TO DO: Your task is to transcribe all the entries exactly, excluding pictures.
** begin THE INPUT **
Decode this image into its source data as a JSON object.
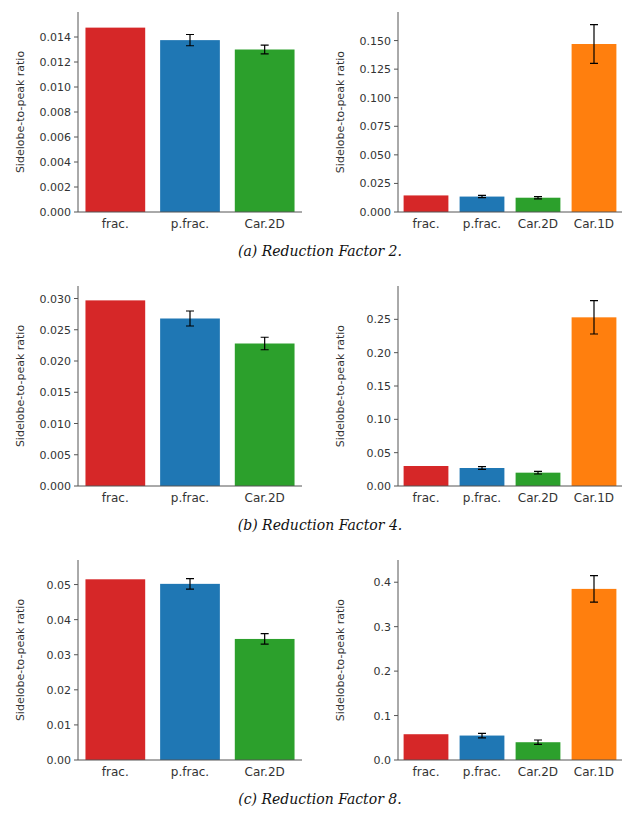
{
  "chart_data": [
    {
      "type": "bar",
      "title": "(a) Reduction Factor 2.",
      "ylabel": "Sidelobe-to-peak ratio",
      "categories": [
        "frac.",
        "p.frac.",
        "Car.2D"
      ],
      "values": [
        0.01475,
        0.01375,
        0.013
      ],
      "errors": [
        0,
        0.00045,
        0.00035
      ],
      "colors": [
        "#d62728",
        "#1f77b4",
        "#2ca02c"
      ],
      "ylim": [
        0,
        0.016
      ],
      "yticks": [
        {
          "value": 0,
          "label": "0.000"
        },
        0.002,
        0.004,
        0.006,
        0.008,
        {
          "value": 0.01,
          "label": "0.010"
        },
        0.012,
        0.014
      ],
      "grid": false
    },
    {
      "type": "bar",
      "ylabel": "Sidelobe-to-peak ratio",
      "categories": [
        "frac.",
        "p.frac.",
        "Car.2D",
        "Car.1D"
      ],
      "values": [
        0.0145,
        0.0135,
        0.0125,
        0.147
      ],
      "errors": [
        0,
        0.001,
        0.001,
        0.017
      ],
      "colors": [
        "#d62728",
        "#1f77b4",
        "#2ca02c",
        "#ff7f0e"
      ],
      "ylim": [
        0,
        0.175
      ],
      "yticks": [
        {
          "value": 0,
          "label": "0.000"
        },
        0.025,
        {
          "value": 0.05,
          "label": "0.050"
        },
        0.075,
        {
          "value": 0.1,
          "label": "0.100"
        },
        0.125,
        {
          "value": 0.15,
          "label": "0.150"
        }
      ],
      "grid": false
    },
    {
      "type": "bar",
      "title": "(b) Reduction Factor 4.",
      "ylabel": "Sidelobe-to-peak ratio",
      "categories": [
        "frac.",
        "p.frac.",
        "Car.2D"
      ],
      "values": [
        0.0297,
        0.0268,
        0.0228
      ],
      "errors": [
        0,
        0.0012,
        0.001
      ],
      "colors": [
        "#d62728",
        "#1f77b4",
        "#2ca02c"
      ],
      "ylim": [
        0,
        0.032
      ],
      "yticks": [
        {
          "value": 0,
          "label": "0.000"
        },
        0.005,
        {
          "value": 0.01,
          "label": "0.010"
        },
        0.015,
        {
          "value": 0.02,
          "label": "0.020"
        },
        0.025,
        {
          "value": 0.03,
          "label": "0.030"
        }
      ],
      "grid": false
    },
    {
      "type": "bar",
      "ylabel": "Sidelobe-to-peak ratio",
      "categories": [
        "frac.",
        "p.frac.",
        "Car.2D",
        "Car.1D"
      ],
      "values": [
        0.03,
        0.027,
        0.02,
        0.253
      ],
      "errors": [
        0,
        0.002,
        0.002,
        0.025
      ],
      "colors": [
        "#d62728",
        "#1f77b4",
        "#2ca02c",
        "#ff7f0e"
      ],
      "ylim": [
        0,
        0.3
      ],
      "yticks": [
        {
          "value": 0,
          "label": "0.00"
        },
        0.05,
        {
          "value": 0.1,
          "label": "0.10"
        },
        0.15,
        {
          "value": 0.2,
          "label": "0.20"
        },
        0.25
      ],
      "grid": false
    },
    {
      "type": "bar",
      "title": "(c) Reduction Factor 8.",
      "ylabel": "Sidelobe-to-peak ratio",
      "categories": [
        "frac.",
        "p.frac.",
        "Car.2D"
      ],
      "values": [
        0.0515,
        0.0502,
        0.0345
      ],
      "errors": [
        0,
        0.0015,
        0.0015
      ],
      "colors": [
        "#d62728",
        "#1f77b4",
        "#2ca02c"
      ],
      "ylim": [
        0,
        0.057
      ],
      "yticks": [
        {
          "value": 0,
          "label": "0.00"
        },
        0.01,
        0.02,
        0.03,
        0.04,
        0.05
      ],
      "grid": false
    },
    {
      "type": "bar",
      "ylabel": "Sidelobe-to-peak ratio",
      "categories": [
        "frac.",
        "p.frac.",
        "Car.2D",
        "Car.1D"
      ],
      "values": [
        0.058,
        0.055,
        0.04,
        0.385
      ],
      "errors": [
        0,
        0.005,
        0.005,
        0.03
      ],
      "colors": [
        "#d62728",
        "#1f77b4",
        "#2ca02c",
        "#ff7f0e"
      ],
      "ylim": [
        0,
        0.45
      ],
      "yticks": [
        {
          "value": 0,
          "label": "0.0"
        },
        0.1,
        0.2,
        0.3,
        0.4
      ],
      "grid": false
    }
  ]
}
** end THE INPUT **
SOLUTION TO THIS PROBLEM:
Decode this image into its source data as a JSON object.
{
  "chart_data": [
    {
      "type": "bar",
      "title": "(a) Reduction Factor 2.",
      "ylabel": "Sidelobe-to-peak ratio",
      "categories": [
        "frac.",
        "p.frac.",
        "Car.2D"
      ],
      "values": [
        0.01475,
        0.01375,
        0.013
      ],
      "errors": [
        0,
        0.00045,
        0.00035
      ],
      "colors": [
        "#d62728",
        "#1f77b4",
        "#2ca02c"
      ],
      "ylim": [
        0,
        0.016
      ],
      "yticks": [
        {
          "value": 0,
          "label": "0.000"
        },
        0.002,
        0.004,
        0.006,
        0.008,
        {
          "value": 0.01,
          "label": "0.010"
        },
        0.012,
        0.014
      ],
      "grid": false
    },
    {
      "type": "bar",
      "ylabel": "Sidelobe-to-peak ratio",
      "categories": [
        "frac.",
        "p.frac.",
        "Car.2D",
        "Car.1D"
      ],
      "values": [
        0.0145,
        0.0135,
        0.0125,
        0.147
      ],
      "errors": [
        0,
        0.001,
        0.001,
        0.017
      ],
      "colors": [
        "#d62728",
        "#1f77b4",
        "#2ca02c",
        "#ff7f0e"
      ],
      "ylim": [
        0,
        0.175
      ],
      "yticks": [
        {
          "value": 0,
          "label": "0.000"
        },
        0.025,
        {
          "value": 0.05,
          "label": "0.050"
        },
        0.075,
        {
          "value": 0.1,
          "label": "0.100"
        },
        0.125,
        {
          "value": 0.15,
          "label": "0.150"
        }
      ],
      "grid": false
    },
    {
      "type": "bar",
      "title": "(b) Reduction Factor 4.",
      "ylabel": "Sidelobe-to-peak ratio",
      "categories": [
        "frac.",
        "p.frac.",
        "Car.2D"
      ],
      "values": [
        0.0297,
        0.0268,
        0.0228
      ],
      "errors": [
        0,
        0.0012,
        0.001
      ],
      "colors": [
        "#d62728",
        "#1f77b4",
        "#2ca02c"
      ],
      "ylim": [
        0,
        0.032
      ],
      "yticks": [
        {
          "value": 0,
          "label": "0.000"
        },
        0.005,
        {
          "value": 0.01,
          "label": "0.010"
        },
        0.015,
        {
          "value": 0.02,
          "label": "0.020"
        },
        0.025,
        {
          "value": 0.03,
          "label": "0.030"
        }
      ],
      "grid": false
    },
    {
      "type": "bar",
      "ylabel": "Sidelobe-to-peak ratio",
      "categories": [
        "frac.",
        "p.frac.",
        "Car.2D",
        "Car.1D"
      ],
      "values": [
        0.03,
        0.027,
        0.02,
        0.253
      ],
      "errors": [
        0,
        0.002,
        0.002,
        0.025
      ],
      "colors": [
        "#d62728",
        "#1f77b4",
        "#2ca02c",
        "#ff7f0e"
      ],
      "ylim": [
        0,
        0.3
      ],
      "yticks": [
        {
          "value": 0,
          "label": "0.00"
        },
        0.05,
        {
          "value": 0.1,
          "label": "0.10"
        },
        0.15,
        {
          "value": 0.2,
          "label": "0.20"
        },
        0.25
      ],
      "grid": false
    },
    {
      "type": "bar",
      "title": "(c) Reduction Factor 8.",
      "ylabel": "Sidelobe-to-peak ratio",
      "categories": [
        "frac.",
        "p.frac.",
        "Car.2D"
      ],
      "values": [
        0.0515,
        0.0502,
        0.0345
      ],
      "errors": [
        0,
        0.0015,
        0.0015
      ],
      "colors": [
        "#d62728",
        "#1f77b4",
        "#2ca02c"
      ],
      "ylim": [
        0,
        0.057
      ],
      "yticks": [
        {
          "value": 0,
          "label": "0.00"
        },
        0.01,
        0.02,
        0.03,
        0.04,
        0.05
      ],
      "grid": false
    },
    {
      "type": "bar",
      "ylabel": "Sidelobe-to-peak ratio",
      "categories": [
        "frac.",
        "p.frac.",
        "Car.2D",
        "Car.1D"
      ],
      "values": [
        0.058,
        0.055,
        0.04,
        0.385
      ],
      "errors": [
        0,
        0.005,
        0.005,
        0.03
      ],
      "colors": [
        "#d62728",
        "#1f77b4",
        "#2ca02c",
        "#ff7f0e"
      ],
      "ylim": [
        0,
        0.45
      ],
      "yticks": [
        {
          "value": 0,
          "label": "0.0"
        },
        0.1,
        0.2,
        0.3,
        0.4
      ],
      "grid": false
    }
  ]
}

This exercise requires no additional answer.